* [Stated task]:
In the entries that follow, how many lines hold the string "Clients"? Give only that number.

━━━━━ Information supplied ━━━━━

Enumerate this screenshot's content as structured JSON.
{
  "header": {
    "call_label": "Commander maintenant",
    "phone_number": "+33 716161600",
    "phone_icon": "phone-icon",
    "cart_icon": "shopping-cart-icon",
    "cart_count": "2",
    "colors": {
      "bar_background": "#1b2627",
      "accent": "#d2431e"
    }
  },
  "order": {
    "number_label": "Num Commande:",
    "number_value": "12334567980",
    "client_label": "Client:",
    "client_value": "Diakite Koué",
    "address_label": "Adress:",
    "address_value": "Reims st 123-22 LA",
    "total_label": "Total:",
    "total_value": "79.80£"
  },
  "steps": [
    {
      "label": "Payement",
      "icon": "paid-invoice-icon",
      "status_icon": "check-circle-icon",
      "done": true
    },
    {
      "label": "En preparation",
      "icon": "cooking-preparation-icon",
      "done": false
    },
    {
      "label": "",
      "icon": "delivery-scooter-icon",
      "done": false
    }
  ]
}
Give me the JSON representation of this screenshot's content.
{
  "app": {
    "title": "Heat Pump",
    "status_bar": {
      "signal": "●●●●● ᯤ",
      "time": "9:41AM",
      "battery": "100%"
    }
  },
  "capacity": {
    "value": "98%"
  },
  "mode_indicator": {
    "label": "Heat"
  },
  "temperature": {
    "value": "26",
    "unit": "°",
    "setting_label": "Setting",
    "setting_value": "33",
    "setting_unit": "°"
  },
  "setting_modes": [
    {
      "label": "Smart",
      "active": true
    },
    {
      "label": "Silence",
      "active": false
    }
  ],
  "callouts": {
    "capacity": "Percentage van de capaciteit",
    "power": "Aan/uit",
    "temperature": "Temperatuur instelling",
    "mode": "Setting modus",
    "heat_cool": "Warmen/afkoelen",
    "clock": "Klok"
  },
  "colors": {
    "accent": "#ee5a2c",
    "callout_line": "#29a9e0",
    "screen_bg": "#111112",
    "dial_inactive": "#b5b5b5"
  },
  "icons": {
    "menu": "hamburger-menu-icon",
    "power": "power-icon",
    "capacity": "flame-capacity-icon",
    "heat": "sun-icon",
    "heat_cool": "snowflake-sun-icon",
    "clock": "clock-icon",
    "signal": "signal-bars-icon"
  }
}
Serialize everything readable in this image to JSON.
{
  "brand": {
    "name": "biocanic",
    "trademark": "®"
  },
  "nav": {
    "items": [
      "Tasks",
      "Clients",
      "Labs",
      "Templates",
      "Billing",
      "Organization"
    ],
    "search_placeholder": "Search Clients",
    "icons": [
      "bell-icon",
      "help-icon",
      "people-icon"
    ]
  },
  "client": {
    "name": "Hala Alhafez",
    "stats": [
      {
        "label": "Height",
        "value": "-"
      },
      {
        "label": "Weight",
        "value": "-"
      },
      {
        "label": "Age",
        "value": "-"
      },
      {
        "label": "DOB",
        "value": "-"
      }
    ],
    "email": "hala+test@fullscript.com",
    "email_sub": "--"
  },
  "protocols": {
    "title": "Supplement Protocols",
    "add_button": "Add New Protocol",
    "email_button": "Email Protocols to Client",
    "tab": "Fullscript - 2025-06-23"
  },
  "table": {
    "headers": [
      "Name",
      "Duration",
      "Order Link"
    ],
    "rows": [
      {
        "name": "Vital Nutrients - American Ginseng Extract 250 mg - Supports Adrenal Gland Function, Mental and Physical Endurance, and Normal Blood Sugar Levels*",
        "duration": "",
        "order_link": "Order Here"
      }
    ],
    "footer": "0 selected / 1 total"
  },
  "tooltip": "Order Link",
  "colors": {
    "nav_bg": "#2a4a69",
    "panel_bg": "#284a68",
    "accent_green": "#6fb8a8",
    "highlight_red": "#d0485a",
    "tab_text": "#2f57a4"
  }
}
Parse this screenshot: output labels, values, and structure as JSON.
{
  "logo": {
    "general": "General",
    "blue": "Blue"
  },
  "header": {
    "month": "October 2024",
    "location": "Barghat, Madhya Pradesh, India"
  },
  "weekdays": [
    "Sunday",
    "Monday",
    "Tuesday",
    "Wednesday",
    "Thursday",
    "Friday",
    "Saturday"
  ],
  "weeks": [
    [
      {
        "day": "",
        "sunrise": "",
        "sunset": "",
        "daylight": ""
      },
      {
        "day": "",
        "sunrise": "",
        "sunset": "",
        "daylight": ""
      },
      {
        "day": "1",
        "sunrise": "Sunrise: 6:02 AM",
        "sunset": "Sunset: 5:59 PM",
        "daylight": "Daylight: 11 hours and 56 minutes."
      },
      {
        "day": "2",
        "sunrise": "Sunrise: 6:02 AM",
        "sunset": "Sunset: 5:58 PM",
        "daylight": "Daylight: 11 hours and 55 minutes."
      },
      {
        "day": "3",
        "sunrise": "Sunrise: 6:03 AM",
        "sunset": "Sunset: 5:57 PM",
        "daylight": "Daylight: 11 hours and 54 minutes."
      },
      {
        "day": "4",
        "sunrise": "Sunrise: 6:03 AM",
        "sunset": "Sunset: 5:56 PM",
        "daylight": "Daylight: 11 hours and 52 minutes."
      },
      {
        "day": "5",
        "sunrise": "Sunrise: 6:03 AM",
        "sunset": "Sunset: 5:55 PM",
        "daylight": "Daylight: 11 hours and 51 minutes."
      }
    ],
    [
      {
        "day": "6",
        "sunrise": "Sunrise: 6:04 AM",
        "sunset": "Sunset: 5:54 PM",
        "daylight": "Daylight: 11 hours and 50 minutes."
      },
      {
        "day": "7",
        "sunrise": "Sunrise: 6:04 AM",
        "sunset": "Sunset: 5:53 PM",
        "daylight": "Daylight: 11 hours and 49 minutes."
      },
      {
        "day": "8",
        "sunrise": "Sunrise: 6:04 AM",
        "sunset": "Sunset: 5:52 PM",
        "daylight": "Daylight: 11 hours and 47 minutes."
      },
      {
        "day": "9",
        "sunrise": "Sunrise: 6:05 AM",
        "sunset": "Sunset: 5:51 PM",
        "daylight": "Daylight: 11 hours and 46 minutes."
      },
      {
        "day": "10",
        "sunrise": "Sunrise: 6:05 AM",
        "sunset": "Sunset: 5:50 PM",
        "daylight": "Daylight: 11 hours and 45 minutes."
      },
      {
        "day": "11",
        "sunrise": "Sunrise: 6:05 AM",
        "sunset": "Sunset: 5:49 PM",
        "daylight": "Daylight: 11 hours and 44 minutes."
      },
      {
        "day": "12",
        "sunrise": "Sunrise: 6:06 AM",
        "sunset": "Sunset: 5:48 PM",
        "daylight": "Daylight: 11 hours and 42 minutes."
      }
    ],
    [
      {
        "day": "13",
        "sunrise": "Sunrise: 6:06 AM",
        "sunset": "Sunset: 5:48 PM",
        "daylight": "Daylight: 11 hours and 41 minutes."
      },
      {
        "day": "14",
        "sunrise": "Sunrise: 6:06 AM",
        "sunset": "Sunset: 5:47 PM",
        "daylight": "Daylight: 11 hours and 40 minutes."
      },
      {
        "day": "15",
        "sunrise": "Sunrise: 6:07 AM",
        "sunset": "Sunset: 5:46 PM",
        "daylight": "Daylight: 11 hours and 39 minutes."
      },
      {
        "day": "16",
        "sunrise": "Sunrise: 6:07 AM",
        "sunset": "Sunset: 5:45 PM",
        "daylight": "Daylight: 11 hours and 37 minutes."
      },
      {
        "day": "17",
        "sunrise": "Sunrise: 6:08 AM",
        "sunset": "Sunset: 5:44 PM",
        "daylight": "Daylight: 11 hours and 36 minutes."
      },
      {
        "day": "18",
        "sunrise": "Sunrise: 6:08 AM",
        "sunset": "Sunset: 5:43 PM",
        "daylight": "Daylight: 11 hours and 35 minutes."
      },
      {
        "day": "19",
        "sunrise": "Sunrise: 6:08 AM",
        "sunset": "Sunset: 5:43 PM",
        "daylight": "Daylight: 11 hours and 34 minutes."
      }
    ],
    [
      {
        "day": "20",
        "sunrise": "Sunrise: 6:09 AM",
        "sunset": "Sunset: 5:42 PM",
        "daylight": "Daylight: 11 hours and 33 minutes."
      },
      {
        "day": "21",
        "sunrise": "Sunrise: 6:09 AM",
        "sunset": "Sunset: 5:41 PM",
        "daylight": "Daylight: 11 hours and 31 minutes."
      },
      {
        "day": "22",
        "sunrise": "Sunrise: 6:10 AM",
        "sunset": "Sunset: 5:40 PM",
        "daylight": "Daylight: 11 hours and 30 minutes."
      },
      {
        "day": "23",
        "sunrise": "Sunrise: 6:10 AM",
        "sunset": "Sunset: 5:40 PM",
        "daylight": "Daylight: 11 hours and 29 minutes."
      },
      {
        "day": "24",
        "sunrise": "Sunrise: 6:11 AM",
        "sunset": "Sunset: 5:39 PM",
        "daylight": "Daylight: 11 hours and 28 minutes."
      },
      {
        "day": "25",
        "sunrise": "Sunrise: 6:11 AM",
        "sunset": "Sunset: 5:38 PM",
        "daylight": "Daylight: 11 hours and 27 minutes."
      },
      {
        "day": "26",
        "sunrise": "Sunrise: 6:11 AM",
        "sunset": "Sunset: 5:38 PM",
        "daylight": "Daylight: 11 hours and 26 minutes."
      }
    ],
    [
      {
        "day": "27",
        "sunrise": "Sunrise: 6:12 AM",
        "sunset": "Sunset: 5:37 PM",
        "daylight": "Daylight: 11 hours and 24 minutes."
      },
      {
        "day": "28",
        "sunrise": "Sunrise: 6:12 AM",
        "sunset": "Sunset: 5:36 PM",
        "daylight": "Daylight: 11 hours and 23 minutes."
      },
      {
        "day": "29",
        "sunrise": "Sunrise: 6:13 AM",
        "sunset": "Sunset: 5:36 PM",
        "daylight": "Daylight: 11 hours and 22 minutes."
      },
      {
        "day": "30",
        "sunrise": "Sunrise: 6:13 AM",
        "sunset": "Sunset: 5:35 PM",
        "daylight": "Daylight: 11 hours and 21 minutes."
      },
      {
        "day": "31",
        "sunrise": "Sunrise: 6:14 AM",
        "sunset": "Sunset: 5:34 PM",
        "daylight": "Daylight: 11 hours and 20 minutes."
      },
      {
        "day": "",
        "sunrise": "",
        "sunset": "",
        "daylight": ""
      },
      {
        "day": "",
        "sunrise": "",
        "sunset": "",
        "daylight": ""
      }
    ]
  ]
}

━━━━━

* [The result]:
2